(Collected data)
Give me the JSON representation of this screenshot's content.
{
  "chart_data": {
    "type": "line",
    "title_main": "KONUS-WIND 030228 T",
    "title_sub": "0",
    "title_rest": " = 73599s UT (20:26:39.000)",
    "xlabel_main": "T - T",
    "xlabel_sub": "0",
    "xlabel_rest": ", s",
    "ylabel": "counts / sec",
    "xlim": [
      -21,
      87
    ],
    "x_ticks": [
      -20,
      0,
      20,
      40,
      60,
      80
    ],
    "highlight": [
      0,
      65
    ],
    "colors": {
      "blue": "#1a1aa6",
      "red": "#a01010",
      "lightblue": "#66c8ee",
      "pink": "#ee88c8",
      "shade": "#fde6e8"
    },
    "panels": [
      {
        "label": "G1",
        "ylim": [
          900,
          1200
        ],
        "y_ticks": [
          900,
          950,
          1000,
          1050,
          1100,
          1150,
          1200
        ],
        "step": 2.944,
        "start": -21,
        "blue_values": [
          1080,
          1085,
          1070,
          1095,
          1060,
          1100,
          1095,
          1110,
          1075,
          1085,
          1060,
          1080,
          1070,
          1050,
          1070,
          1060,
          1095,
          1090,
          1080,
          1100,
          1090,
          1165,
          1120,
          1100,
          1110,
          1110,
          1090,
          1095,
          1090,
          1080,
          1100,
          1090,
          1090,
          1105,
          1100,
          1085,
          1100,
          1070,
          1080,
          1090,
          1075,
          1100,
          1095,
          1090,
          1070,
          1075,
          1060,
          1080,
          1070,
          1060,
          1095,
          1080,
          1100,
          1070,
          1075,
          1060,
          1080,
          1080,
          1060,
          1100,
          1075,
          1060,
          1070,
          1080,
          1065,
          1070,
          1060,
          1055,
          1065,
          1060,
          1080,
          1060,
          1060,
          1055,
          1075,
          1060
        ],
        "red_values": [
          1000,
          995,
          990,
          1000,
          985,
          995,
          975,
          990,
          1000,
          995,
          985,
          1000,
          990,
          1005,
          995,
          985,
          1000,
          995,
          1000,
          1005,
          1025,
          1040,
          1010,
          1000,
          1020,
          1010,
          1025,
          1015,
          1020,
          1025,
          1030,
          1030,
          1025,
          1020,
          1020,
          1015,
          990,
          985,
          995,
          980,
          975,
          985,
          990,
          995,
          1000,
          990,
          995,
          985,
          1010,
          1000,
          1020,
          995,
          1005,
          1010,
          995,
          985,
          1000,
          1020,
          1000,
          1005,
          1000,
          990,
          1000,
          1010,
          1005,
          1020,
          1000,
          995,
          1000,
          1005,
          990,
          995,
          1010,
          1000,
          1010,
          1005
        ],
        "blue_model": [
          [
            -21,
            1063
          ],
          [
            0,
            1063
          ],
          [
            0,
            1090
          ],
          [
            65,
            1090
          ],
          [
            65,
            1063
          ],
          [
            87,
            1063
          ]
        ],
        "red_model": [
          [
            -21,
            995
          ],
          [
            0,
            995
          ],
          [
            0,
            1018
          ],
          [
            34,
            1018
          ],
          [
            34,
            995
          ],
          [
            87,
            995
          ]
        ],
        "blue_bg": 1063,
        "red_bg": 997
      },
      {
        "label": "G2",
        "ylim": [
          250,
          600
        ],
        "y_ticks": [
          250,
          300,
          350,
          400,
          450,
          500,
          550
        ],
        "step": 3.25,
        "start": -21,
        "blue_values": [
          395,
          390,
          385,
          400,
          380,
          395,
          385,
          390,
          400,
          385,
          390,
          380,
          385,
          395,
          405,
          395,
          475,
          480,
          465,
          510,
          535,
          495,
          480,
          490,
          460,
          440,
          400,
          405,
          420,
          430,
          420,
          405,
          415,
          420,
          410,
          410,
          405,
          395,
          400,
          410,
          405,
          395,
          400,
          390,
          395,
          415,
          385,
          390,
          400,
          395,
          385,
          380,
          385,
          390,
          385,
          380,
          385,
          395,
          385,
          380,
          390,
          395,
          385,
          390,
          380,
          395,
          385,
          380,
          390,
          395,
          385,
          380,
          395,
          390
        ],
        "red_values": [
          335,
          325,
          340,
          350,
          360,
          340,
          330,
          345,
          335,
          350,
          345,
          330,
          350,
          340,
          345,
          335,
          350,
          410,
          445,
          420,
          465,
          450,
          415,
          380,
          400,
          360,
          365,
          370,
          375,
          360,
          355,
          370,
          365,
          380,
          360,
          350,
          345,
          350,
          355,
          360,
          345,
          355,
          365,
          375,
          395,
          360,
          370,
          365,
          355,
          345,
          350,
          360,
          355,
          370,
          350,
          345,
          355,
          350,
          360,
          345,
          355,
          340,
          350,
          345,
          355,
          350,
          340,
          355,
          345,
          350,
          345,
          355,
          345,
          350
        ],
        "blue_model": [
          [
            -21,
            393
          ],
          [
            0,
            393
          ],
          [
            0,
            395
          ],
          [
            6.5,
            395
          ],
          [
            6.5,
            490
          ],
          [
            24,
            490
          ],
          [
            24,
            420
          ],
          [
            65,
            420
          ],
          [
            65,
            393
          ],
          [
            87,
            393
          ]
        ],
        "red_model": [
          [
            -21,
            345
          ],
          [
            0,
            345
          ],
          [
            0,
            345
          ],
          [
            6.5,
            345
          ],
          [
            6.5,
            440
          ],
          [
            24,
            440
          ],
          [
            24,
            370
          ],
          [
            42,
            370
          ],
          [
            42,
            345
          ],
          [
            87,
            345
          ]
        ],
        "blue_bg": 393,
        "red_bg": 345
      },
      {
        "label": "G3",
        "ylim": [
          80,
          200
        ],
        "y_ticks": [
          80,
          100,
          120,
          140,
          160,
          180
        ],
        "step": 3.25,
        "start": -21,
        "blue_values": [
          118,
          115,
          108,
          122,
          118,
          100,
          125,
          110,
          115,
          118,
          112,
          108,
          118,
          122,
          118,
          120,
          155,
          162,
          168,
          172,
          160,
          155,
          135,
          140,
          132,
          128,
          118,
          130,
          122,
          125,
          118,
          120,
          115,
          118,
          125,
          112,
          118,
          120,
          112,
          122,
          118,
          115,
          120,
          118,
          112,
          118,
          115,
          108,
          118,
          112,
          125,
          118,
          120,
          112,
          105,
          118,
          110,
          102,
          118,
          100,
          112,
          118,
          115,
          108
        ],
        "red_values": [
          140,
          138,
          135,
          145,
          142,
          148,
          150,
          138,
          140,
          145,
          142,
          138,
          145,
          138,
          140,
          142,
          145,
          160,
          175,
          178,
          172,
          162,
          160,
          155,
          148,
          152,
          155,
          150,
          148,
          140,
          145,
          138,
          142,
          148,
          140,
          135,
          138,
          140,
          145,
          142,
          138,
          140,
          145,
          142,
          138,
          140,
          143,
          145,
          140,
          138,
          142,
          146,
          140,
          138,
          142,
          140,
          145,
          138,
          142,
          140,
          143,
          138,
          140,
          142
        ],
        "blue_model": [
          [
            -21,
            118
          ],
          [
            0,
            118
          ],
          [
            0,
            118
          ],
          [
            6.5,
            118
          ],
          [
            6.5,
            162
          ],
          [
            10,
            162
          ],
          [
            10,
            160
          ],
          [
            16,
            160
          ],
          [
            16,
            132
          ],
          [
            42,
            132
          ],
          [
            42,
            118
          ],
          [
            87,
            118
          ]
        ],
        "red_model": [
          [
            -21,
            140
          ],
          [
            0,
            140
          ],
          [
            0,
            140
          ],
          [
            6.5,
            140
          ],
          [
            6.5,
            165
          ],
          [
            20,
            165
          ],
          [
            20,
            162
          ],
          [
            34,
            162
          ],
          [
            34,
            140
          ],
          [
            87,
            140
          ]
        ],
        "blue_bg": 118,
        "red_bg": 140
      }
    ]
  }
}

◆ **What to work on**: Output all of the data again, exactly.

◆ **Solution to the exercise**:
Give me the JSON representation of this screenshot's content.
{
  "chart_data": {
    "type": "line",
    "title_main": "KONUS-WIND 030228 T",
    "title_sub": "0",
    "title_rest": " = 73599s UT (20:26:39.000)",
    "xlabel_main": "T - T",
    "xlabel_sub": "0",
    "xlabel_rest": ", s",
    "ylabel": "counts / sec",
    "xlim": [
      -21,
      87
    ],
    "x_ticks": [
      -20,
      0,
      20,
      40,
      60,
      80
    ],
    "highlight": [
      0,
      65
    ],
    "colors": {
      "blue": "#1a1aa6",
      "red": "#a01010",
      "lightblue": "#66c8ee",
      "pink": "#ee88c8",
      "shade": "#fde6e8"
    },
    "panels": [
      {
        "label": "G1",
        "ylim": [
          900,
          1200
        ],
        "y_ticks": [
          900,
          950,
          1000,
          1050,
          1100,
          1150,
          1200
        ],
        "step": 2.944,
        "start": -21,
        "blue_values": [
          1080,
          1085,
          1070,
          1095,
          1060,
          1100,
          1095,
          1110,
          1075,
          1085,
          1060,
          1080,
          1070,
          1050,
          1070,
          1060,
          1095,
          1090,
          1080,
          1100,
          1090,
          1165,
          1120,
          1100,
          1110,
          1110,
          1090,
          1095,
          1090,
          1080,
          1100,
          1090,
          1090,
          1105,
          1100,
          1085,
          1100,
          1070,
          1080,
          1090,
          1075,
          1100,
          1095,
          1090,
          1070,
          1075,
          1060,
          1080,
          1070,
          1060,
          1095,
          1080,
          1100,
          1070,
          1075,
          1060,
          1080,
          1080,
          1060,
          1100,
          1075,
          1060,
          1070,
          1080,
          1065,
          1070,
          1060,
          1055,
          1065,
          1060,
          1080,
          1060,
          1060,
          1055,
          1075,
          1060
        ],
        "red_values": [
          1000,
          995,
          990,
          1000,
          985,
          995,
          975,
          990,
          1000,
          995,
          985,
          1000,
          990,
          1005,
          995,
          985,
          1000,
          995,
          1000,
          1005,
          1025,
          1040,
          1010,
          1000,
          1020,
          1010,
          1025,
          1015,
          1020,
          1025,
          1030,
          1030,
          1025,
          1020,
          1020,
          1015,
          990,
          985,
          995,
          980,
          975,
          985,
          990,
          995,
          1000,
          990,
          995,
          985,
          1010,
          1000,
          1020,
          995,
          1005,
          1010,
          995,
          985,
          1000,
          1020,
          1000,
          1005,
          1000,
          990,
          1000,
          1010,
          1005,
          1020,
          1000,
          995,
          1000,
          1005,
          990,
          995,
          1010,
          1000,
          1010,
          1005
        ],
        "blue_model": [
          [
            -21,
            1063
          ],
          [
            0,
            1063
          ],
          [
            0,
            1090
          ],
          [
            65,
            1090
          ],
          [
            65,
            1063
          ],
          [
            87,
            1063
          ]
        ],
        "red_model": [
          [
            -21,
            995
          ],
          [
            0,
            995
          ],
          [
            0,
            1018
          ],
          [
            34,
            1018
          ],
          [
            34,
            995
          ],
          [
            87,
            995
          ]
        ],
        "blue_bg": 1063,
        "red_bg": 997
      },
      {
        "label": "G2",
        "ylim": [
          250,
          600
        ],
        "y_ticks": [
          250,
          300,
          350,
          400,
          450,
          500,
          550
        ],
        "step": 3.25,
        "start": -21,
        "blue_values": [
          395,
          390,
          385,
          400,
          380,
          395,
          385,
          390,
          400,
          385,
          390,
          380,
          385,
          395,
          405,
          395,
          475,
          480,
          465,
          510,
          535,
          495,
          480,
          490,
          460,
          440,
          400,
          405,
          420,
          430,
          420,
          405,
          415,
          420,
          410,
          410,
          405,
          395,
          400,
          410,
          405,
          395,
          400,
          390,
          395,
          415,
          385,
          390,
          400,
          395,
          385,
          380,
          385,
          390,
          385,
          380,
          385,
          395,
          385,
          380,
          390,
          395,
          385,
          390,
          380,
          395,
          385,
          380,
          390,
          395,
          385,
          380,
          395,
          390
        ],
        "red_values": [
          335,
          325,
          340,
          350,
          360,
          340,
          330,
          345,
          335,
          350,
          345,
          330,
          350,
          340,
          345,
          335,
          350,
          410,
          445,
          420,
          465,
          450,
          415,
          380,
          400,
          360,
          365,
          370,
          375,
          360,
          355,
          370,
          365,
          380,
          360,
          350,
          345,
          350,
          355,
          360,
          345,
          355,
          365,
          375,
          395,
          360,
          370,
          365,
          355,
          345,
          350,
          360,
          355,
          370,
          350,
          345,
          355,
          350,
          360,
          345,
          355,
          340,
          350,
          345,
          355,
          350,
          340,
          355,
          345,
          350,
          345,
          355,
          345,
          350
        ],
        "blue_model": [
          [
            -21,
            393
          ],
          [
            0,
            393
          ],
          [
            0,
            395
          ],
          [
            6.5,
            395
          ],
          [
            6.5,
            490
          ],
          [
            24,
            490
          ],
          [
            24,
            420
          ],
          [
            65,
            420
          ],
          [
            65,
            393
          ],
          [
            87,
            393
          ]
        ],
        "red_model": [
          [
            -21,
            345
          ],
          [
            0,
            345
          ],
          [
            0,
            345
          ],
          [
            6.5,
            345
          ],
          [
            6.5,
            440
          ],
          [
            24,
            440
          ],
          [
            24,
            370
          ],
          [
            42,
            370
          ],
          [
            42,
            345
          ],
          [
            87,
            345
          ]
        ],
        "blue_bg": 393,
        "red_bg": 345
      },
      {
        "label": "G3",
        "ylim": [
          80,
          200
        ],
        "y_ticks": [
          80,
          100,
          120,
          140,
          160,
          180
        ],
        "step": 3.25,
        "start": -21,
        "blue_values": [
          118,
          115,
          108,
          122,
          118,
          100,
          125,
          110,
          115,
          118,
          112,
          108,
          118,
          122,
          118,
          120,
          155,
          162,
          168,
          172,
          160,
          155,
          135,
          140,
          132,
          128,
          118,
          130,
          122,
          125,
          118,
          120,
          115,
          118,
          125,
          112,
          118,
          120,
          112,
          122,
          118,
          115,
          120,
          118,
          112,
          118,
          115,
          108,
          118,
          112,
          125,
          118,
          120,
          112,
          105,
          118,
          110,
          102,
          118,
          100,
          112,
          118,
          115,
          108
        ],
        "red_values": [
          140,
          138,
          135,
          145,
          142,
          148,
          150,
          138,
          140,
          145,
          142,
          138,
          145,
          138,
          140,
          142,
          145,
          160,
          175,
          178,
          172,
          162,
          160,
          155,
          148,
          152,
          155,
          150,
          148,
          140,
          145,
          138,
          142,
          148,
          140,
          135,
          138,
          140,
          145,
          142,
          138,
          140,
          145,
          142,
          138,
          140,
          143,
          145,
          140,
          138,
          142,
          146,
          140,
          138,
          142,
          140,
          145,
          138,
          142,
          140,
          143,
          138,
          140,
          142
        ],
        "blue_model": [
          [
            -21,
            118
          ],
          [
            0,
            118
          ],
          [
            0,
            118
          ],
          [
            6.5,
            118
          ],
          [
            6.5,
            162
          ],
          [
            10,
            162
          ],
          [
            10,
            160
          ],
          [
            16,
            160
          ],
          [
            16,
            132
          ],
          [
            42,
            132
          ],
          [
            42,
            118
          ],
          [
            87,
            118
          ]
        ],
        "red_model": [
          [
            -21,
            140
          ],
          [
            0,
            140
          ],
          [
            0,
            140
          ],
          [
            6.5,
            140
          ],
          [
            6.5,
            165
          ],
          [
            20,
            165
          ],
          [
            20,
            162
          ],
          [
            34,
            162
          ],
          [
            34,
            140
          ],
          [
            87,
            140
          ]
        ],
        "blue_bg": 118,
        "red_bg": 140
      }
    ]
  }
}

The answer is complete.